→ DATA LINES:
* * * *
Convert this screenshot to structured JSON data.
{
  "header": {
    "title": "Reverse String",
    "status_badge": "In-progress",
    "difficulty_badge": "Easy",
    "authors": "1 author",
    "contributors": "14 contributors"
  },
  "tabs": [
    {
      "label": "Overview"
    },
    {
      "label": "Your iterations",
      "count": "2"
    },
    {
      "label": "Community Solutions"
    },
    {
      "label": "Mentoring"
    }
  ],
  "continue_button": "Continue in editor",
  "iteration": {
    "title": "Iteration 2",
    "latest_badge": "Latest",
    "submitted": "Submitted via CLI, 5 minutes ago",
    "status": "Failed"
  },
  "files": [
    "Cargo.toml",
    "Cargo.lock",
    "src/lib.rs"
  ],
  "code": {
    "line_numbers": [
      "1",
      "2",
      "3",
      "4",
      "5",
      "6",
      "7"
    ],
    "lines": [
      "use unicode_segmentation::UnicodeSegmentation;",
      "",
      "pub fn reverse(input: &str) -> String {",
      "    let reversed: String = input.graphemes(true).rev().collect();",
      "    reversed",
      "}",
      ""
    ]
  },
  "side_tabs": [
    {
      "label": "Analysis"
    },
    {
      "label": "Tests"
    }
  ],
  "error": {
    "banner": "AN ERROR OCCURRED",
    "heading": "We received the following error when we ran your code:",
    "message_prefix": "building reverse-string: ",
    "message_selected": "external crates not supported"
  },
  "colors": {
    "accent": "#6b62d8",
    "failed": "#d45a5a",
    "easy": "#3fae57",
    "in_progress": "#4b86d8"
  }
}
* * * *
→ TO BE DONE:
All of the records must be repeated exactly.

→ FINISHED TASK:
Convert this screenshot to structured JSON data.
{
  "header": {
    "title": "Reverse String",
    "status_badge": "In-progress",
    "difficulty_badge": "Easy",
    "authors": "1 author",
    "contributors": "14 contributors"
  },
  "tabs": [
    {
      "label": "Overview"
    },
    {
      "label": "Your iterations",
      "count": "2"
    },
    {
      "label": "Community Solutions"
    },
    {
      "label": "Mentoring"
    }
  ],
  "continue_button": "Continue in editor",
  "iteration": {
    "title": "Iteration 2",
    "latest_badge": "Latest",
    "submitted": "Submitted via CLI, 5 minutes ago",
    "status": "Failed"
  },
  "files": [
    "Cargo.toml",
    "Cargo.lock",
    "src/lib.rs"
  ],
  "code": {
    "line_numbers": [
      "1",
      "2",
      "3",
      "4",
      "5",
      "6",
      "7"
    ],
    "lines": [
      "use unicode_segmentation::UnicodeSegmentation;",
      "",
      "pub fn reverse(input: &str) -> String {",
      "    let reversed: String = input.graphemes(true).rev().collect();",
      "    reversed",
      "}",
      ""
    ]
  },
  "side_tabs": [
    {
      "label": "Analysis"
    },
    {
      "label": "Tests"
    }
  ],
  "error": {
    "banner": "AN ERROR OCCURRED",
    "heading": "We received the following error when we ran your code:",
    "message_prefix": "building reverse-string: ",
    "message_selected": "external crates not supported"
  },
  "colors": {
    "accent": "#6b62d8",
    "failed": "#d45a5a",
    "easy": "#3fae57",
    "in_progress": "#4b86d8"
  }
}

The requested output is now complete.